* **Work to complete**
Retype only what runs from the line that contains "Read out every word on this page." through the last line of the listing below, both lines included.

(Saved entries)
========

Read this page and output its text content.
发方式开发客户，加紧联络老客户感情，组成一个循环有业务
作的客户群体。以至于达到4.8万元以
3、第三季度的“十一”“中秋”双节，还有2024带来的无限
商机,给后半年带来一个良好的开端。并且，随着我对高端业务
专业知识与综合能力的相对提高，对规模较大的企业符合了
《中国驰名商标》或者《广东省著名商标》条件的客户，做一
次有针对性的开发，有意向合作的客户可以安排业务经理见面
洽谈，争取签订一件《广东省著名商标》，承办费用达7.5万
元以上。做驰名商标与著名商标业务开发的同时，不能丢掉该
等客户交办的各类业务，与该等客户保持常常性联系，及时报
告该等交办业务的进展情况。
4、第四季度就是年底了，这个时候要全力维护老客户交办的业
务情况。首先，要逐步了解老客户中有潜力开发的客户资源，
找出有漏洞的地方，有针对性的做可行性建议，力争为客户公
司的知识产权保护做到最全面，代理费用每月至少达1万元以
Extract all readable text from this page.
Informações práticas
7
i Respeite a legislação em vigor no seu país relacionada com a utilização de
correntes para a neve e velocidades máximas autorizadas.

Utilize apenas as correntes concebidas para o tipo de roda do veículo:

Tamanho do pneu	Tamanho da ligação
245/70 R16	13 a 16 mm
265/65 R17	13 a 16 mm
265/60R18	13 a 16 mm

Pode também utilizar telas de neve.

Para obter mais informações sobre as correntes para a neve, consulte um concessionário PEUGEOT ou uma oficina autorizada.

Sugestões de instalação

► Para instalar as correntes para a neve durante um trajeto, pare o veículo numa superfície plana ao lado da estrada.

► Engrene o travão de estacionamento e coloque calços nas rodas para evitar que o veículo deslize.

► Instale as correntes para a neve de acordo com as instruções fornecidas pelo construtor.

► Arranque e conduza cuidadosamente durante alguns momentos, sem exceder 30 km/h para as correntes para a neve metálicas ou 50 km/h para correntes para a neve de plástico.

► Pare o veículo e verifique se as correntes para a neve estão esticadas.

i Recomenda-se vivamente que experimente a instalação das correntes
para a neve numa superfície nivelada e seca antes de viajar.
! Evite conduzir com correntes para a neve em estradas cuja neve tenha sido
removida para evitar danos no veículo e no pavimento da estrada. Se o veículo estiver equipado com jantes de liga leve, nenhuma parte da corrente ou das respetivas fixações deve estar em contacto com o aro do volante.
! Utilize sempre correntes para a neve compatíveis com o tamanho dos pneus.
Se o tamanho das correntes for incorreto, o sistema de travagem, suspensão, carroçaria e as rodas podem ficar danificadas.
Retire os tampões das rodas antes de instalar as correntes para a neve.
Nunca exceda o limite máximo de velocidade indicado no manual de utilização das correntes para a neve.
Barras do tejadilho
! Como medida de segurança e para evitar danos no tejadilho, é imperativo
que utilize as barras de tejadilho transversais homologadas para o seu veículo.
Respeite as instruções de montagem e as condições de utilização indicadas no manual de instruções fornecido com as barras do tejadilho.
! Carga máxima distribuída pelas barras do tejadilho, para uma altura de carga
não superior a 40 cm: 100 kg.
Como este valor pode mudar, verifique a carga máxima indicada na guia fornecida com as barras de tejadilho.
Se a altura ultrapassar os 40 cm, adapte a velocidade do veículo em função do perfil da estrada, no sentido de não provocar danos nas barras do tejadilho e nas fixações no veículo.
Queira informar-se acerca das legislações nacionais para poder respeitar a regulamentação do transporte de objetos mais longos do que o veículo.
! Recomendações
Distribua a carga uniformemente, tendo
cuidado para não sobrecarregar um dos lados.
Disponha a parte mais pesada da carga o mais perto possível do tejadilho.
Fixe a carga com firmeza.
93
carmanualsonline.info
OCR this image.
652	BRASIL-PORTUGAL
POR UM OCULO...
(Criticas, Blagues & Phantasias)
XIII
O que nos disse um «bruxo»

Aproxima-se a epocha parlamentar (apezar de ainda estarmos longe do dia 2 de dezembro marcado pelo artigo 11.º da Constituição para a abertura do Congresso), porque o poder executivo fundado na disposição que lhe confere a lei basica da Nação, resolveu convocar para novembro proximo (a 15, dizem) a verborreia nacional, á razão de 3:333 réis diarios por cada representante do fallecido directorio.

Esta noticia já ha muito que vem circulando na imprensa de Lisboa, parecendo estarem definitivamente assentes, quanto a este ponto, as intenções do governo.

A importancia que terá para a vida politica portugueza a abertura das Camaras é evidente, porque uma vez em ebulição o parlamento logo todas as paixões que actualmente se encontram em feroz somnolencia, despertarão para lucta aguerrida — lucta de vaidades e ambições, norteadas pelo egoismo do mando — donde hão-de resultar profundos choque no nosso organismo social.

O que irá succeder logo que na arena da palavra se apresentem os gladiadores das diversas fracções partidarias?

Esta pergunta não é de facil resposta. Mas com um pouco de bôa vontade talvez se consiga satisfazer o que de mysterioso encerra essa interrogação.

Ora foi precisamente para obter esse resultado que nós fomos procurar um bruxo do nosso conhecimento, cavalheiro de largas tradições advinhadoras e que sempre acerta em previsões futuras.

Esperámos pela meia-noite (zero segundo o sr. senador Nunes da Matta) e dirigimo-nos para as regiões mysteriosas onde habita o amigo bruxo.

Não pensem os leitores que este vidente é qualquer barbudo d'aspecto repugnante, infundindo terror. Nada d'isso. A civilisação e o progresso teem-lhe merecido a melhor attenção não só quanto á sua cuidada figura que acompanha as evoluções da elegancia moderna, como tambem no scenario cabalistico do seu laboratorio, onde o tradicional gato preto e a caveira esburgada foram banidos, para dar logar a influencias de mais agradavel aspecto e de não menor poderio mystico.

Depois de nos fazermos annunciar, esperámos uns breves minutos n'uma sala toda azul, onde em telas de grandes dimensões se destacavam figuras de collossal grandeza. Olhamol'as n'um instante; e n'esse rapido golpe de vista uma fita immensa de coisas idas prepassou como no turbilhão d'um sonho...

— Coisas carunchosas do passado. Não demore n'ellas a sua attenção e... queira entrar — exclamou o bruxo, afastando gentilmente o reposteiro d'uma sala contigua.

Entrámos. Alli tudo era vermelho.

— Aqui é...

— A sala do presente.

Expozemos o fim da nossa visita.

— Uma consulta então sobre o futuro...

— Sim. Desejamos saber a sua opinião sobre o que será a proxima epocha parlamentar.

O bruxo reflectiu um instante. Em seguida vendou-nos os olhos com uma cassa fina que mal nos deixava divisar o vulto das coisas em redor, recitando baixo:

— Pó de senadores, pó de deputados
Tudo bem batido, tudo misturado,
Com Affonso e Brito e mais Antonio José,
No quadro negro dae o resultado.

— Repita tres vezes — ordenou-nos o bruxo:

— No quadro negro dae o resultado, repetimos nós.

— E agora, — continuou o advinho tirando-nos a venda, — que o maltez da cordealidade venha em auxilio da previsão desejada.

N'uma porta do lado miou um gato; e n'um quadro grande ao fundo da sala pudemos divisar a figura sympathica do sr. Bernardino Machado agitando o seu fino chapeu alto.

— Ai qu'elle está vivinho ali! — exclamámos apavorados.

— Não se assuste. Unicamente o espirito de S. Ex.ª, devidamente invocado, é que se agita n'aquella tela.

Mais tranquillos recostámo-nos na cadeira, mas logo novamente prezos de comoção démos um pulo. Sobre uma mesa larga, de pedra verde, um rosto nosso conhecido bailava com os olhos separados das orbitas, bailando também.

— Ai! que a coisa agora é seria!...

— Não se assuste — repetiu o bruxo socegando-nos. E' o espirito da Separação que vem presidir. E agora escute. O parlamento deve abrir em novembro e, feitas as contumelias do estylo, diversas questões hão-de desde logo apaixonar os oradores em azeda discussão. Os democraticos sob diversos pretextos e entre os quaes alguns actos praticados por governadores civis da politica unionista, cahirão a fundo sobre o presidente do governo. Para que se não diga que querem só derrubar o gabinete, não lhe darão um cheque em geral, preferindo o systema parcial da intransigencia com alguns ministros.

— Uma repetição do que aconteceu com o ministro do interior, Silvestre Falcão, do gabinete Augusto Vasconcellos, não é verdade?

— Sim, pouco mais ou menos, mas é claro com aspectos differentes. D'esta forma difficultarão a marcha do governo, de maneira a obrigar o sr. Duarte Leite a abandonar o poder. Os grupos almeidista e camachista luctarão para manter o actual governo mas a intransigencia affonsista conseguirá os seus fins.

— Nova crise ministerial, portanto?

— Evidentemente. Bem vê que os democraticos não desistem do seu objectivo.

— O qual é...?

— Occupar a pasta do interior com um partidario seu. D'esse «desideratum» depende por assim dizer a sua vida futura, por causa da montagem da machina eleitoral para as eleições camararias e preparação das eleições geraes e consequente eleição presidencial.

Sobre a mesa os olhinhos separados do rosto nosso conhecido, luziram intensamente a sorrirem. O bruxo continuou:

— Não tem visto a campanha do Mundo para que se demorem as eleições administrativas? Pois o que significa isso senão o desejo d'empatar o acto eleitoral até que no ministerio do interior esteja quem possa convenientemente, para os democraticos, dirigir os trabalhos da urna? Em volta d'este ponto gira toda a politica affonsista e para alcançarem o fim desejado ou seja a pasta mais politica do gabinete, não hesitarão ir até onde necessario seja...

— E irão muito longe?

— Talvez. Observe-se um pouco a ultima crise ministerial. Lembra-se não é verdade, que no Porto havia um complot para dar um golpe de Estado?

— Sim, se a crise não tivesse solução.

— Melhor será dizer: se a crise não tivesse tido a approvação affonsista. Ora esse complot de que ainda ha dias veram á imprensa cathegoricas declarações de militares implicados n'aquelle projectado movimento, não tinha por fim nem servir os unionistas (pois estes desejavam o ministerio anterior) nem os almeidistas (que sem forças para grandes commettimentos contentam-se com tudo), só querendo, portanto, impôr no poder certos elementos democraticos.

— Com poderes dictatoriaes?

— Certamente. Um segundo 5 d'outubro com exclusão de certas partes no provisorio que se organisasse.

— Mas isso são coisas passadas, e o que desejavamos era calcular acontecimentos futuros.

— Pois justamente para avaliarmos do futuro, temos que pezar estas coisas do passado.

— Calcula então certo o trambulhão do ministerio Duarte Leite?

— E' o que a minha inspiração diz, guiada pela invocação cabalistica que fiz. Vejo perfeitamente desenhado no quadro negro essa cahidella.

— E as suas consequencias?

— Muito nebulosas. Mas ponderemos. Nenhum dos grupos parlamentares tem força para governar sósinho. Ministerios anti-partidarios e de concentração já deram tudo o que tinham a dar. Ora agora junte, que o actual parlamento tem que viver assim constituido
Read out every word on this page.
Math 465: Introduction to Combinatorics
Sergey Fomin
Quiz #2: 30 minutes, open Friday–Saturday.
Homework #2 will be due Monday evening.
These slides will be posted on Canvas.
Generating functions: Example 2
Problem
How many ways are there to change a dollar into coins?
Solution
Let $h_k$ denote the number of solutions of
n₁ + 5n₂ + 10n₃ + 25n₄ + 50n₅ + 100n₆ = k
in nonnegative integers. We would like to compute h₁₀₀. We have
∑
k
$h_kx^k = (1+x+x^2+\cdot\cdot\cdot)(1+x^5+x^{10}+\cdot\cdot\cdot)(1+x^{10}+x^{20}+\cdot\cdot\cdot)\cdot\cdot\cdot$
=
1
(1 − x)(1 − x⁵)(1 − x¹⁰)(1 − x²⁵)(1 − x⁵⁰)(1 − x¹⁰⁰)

========

* **Output of the task**
Read out every word on this page.
Math 465: Introduction to Combinatorics
Sergey Fomin
Quiz #2: 30 minutes, open Friday–Saturday.
Homework #2 will be due Monday evening.
These slides will be posted on Canvas.
Generating functions: Example 2
Problem
How many ways are there to change a dollar into coins?
Solution
Let $h_k$ denote the number of solutions of
n₁ + 5n₂ + 10n₃ + 25n₄ + 50n₅ + 100n₆ = k
in nonnegative integers. We would like to compute h₁₀₀. We have
∑
k
$h_kx^k = (1+x+x^2+\cdot\cdot\cdot)(1+x^5+x^{10}+\cdot\cdot\cdot)(1+x^{10}+x^{20}+\cdot\cdot\cdot)\cdot\cdot\cdot$
=
1
(1 − x)(1 − x⁵)(1 − x¹⁰)(1 − x²⁵)(1 − x⁵⁰)(1 − x¹⁰⁰)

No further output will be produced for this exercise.